**Problem:**
Keep only the lines where "color" appears.

**Input for this task:**
--- BEGIN ---

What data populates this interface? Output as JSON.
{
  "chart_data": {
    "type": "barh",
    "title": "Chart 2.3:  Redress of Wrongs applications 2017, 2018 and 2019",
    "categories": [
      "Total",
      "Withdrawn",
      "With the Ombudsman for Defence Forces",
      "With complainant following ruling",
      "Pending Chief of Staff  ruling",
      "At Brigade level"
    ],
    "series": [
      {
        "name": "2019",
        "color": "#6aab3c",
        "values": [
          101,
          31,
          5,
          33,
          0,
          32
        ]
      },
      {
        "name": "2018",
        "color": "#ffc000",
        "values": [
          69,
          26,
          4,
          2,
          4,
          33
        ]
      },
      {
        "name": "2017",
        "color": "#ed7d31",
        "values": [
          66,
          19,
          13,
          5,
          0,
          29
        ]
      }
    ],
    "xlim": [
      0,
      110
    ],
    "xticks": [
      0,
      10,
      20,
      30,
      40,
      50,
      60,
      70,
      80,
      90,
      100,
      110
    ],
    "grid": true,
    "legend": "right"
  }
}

--- END ---

**Exercise result:**
        "color": "#6aab3c",
        "color": "#ffc000",
        "color": "#ed7d31",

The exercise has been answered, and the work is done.